INPUT MATERIAL:
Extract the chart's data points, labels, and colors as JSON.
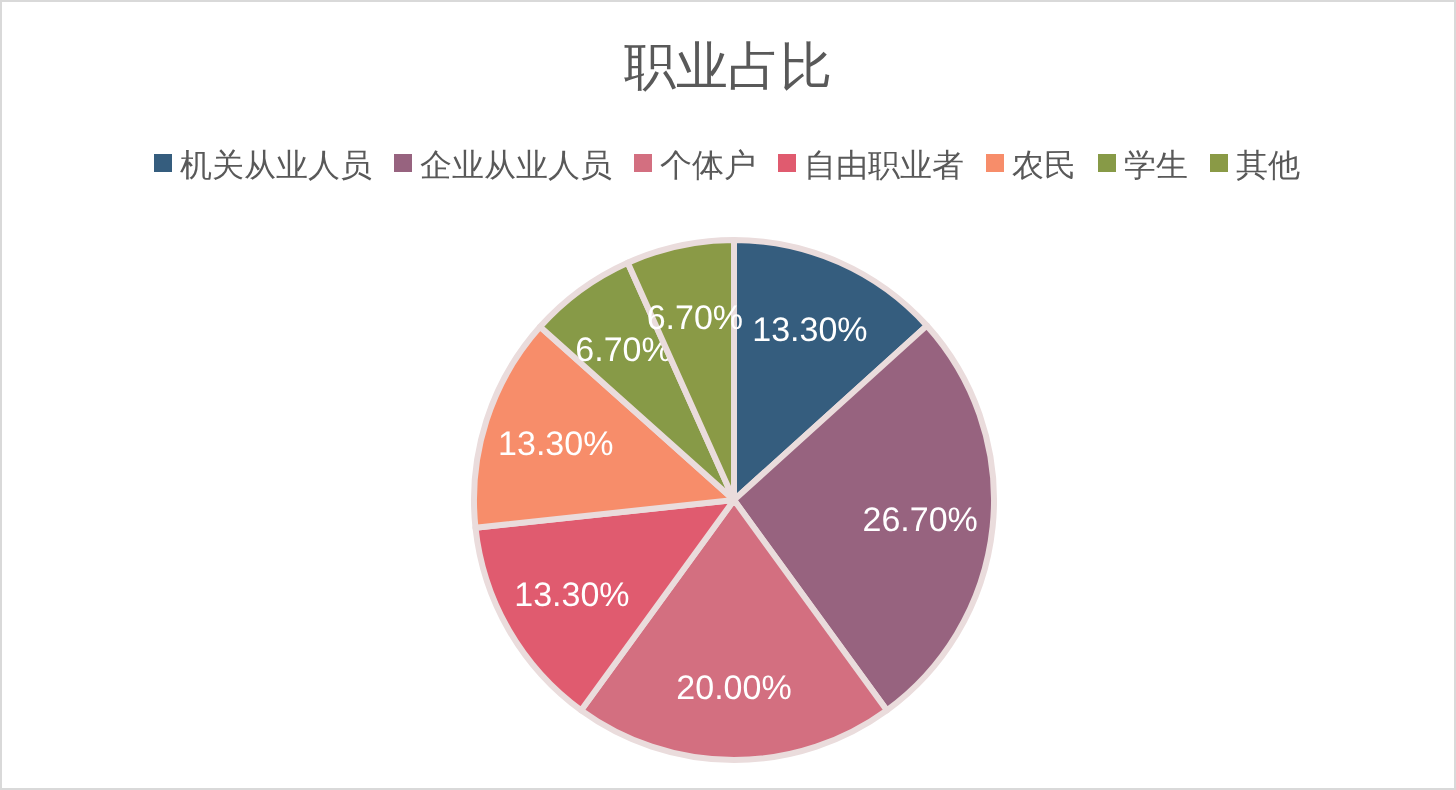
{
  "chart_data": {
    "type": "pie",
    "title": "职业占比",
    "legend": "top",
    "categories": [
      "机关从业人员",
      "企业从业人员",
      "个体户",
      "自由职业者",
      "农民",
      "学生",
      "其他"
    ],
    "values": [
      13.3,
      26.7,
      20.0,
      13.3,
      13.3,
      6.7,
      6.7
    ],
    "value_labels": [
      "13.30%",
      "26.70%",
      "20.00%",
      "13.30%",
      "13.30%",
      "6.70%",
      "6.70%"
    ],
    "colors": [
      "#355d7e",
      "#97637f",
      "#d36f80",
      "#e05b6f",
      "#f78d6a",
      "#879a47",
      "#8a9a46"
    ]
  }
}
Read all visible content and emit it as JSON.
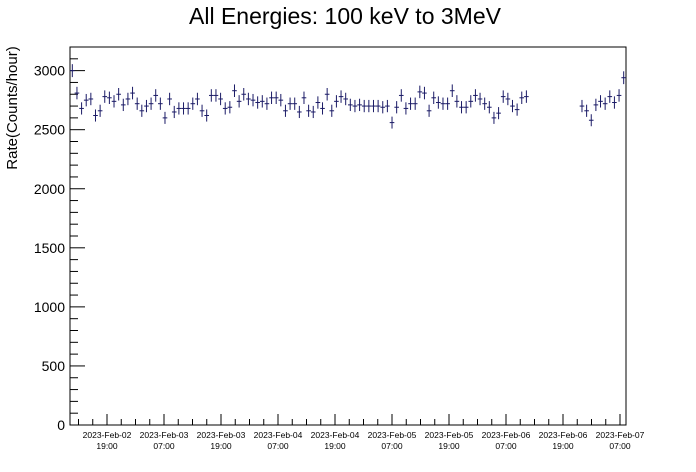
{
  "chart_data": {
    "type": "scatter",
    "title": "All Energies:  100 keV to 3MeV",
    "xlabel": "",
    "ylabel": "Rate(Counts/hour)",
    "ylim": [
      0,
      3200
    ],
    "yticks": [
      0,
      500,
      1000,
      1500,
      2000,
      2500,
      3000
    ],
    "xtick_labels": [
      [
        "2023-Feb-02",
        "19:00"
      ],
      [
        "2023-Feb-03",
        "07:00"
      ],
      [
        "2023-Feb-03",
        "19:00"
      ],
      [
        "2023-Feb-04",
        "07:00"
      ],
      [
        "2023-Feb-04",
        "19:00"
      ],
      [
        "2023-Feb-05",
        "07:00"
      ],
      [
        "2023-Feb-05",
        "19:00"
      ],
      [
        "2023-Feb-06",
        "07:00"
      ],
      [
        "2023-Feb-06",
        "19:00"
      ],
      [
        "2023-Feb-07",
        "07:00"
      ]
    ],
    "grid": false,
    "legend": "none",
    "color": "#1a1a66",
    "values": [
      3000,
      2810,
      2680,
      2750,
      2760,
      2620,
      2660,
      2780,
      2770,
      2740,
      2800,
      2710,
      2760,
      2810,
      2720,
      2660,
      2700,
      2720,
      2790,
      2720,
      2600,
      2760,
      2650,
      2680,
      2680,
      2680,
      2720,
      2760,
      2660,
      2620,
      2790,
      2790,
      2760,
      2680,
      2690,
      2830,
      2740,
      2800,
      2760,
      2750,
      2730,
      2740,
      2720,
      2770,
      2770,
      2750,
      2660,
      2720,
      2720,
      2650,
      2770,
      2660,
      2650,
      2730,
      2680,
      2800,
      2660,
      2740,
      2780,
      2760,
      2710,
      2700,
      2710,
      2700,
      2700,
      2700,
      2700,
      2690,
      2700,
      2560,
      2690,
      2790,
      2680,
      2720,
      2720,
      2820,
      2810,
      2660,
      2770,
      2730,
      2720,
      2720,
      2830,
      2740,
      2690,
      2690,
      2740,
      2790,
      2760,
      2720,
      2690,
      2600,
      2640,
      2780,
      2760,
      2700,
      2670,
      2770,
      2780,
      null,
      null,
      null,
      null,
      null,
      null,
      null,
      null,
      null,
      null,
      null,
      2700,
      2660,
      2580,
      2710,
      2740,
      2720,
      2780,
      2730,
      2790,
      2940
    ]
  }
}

...

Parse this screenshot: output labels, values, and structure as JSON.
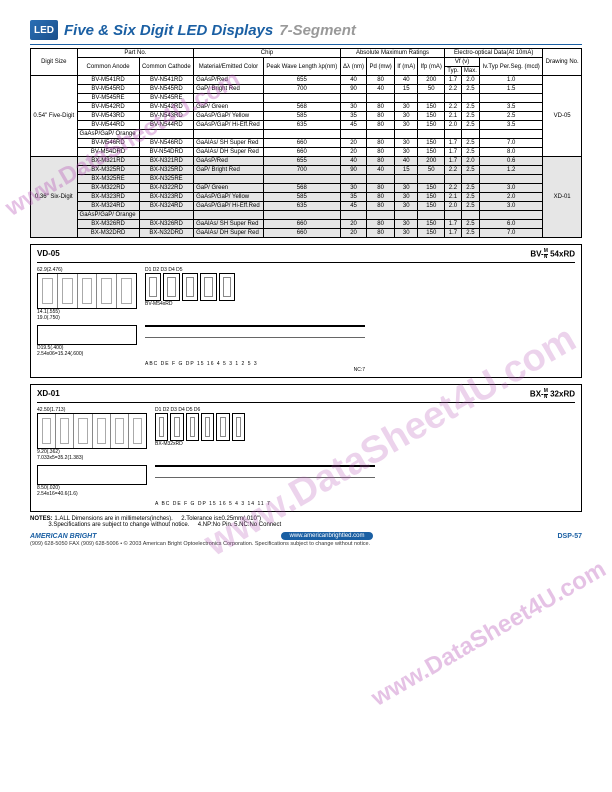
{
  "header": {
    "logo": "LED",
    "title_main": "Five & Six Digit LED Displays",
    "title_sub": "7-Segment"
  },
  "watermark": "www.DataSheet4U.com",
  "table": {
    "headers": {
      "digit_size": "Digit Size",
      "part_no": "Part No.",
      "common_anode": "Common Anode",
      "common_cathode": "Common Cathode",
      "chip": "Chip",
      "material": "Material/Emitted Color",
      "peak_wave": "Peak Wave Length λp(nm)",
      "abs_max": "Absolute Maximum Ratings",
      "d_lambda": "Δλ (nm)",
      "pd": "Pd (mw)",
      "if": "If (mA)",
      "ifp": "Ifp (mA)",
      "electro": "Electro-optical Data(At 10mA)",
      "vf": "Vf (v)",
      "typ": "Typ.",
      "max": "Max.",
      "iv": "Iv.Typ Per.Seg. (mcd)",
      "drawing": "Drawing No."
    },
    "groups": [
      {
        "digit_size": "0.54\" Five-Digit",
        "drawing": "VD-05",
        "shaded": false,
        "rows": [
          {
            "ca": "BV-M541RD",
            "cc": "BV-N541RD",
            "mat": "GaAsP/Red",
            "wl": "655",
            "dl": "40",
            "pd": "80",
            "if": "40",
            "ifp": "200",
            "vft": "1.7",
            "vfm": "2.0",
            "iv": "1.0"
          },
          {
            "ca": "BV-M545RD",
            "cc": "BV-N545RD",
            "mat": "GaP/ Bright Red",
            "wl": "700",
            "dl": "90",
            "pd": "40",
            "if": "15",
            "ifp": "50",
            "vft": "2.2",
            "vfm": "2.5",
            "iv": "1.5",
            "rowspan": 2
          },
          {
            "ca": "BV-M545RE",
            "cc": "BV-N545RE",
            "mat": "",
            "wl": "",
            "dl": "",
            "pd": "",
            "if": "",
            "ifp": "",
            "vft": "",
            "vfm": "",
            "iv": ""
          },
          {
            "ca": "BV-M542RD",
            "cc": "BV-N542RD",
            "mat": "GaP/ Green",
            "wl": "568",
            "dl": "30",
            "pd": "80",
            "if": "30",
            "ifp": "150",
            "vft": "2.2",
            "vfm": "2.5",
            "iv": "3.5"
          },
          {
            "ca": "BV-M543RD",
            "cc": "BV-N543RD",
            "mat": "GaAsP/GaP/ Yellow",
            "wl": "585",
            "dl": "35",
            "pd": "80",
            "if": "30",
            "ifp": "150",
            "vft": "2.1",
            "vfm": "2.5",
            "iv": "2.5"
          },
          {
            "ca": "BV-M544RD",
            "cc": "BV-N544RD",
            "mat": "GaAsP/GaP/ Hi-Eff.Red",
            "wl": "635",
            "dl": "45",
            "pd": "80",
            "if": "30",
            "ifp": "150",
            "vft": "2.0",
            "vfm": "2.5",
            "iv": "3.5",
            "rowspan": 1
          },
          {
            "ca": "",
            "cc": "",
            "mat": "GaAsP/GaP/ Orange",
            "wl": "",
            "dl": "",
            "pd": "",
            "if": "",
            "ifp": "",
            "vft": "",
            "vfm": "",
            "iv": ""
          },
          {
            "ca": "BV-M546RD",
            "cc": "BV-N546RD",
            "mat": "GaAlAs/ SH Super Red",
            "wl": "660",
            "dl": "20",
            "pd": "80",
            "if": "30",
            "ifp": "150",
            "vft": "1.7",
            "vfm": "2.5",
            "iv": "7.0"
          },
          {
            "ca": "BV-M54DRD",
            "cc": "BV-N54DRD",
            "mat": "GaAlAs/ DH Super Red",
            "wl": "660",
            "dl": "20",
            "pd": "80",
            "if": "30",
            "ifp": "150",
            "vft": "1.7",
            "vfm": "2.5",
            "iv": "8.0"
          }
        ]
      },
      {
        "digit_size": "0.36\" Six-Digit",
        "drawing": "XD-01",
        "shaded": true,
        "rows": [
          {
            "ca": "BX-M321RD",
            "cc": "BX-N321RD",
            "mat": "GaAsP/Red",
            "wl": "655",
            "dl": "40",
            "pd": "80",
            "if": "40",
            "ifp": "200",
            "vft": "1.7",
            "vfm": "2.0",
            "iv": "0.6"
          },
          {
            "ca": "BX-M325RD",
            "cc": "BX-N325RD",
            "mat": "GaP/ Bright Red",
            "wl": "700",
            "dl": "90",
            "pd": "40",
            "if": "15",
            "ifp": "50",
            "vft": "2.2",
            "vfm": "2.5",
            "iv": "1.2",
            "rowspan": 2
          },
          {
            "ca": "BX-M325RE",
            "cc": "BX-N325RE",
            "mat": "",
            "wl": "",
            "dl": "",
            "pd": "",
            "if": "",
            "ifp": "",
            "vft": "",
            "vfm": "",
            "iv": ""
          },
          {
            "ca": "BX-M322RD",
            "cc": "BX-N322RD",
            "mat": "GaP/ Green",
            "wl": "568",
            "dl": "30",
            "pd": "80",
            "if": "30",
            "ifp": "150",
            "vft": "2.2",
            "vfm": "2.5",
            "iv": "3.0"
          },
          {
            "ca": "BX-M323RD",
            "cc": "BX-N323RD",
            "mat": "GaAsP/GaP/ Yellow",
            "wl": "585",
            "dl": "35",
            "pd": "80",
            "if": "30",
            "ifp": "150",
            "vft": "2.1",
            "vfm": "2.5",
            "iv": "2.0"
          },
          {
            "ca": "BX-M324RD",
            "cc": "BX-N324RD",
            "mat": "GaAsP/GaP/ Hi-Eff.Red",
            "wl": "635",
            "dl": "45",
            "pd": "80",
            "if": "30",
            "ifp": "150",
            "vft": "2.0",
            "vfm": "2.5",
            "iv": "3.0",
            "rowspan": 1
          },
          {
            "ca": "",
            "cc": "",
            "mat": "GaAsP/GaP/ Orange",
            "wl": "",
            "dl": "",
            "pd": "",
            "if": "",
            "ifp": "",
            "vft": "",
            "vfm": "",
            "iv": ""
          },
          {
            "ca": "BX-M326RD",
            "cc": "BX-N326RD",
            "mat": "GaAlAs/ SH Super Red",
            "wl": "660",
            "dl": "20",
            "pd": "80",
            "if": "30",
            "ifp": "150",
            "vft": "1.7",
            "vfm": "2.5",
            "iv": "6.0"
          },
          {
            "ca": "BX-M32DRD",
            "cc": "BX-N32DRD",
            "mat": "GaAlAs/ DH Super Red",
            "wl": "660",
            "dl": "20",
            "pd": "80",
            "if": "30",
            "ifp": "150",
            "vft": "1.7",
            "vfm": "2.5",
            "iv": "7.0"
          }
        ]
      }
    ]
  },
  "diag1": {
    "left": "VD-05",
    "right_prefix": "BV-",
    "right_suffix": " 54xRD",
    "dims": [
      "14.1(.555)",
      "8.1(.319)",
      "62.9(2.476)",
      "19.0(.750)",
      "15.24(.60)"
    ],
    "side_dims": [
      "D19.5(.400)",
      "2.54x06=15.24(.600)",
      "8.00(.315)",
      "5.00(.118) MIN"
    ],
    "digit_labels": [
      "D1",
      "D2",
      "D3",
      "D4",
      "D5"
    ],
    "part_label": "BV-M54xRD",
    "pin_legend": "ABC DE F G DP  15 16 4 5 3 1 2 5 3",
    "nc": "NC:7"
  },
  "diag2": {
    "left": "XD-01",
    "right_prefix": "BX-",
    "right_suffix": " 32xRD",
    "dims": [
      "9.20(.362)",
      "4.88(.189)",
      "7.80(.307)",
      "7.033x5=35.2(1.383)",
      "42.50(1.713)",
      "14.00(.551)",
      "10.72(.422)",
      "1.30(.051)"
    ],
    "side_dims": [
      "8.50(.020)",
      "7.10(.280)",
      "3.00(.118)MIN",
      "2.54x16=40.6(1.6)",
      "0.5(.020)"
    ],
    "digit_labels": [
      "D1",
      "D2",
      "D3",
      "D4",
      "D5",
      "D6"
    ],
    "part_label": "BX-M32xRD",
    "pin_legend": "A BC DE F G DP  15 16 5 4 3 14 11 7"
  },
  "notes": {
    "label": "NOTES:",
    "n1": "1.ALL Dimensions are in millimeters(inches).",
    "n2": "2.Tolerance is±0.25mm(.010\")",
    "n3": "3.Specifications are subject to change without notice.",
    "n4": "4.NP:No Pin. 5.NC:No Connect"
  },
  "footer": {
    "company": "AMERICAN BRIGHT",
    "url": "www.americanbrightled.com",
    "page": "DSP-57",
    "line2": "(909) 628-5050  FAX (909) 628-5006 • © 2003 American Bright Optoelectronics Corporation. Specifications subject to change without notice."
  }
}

AIM:
Select all lines in the listing above where the word "change" appears, and show them.

SOLUTION TO THIS EXERCISE:
    "n3": "3.Specifications are subject to change without notice.",
    "line2": "(909) 628-5050  FAX (909) 628-5006 • © 2003 American Bright Optoelectronics Corporation. Specifications subject to change without notice."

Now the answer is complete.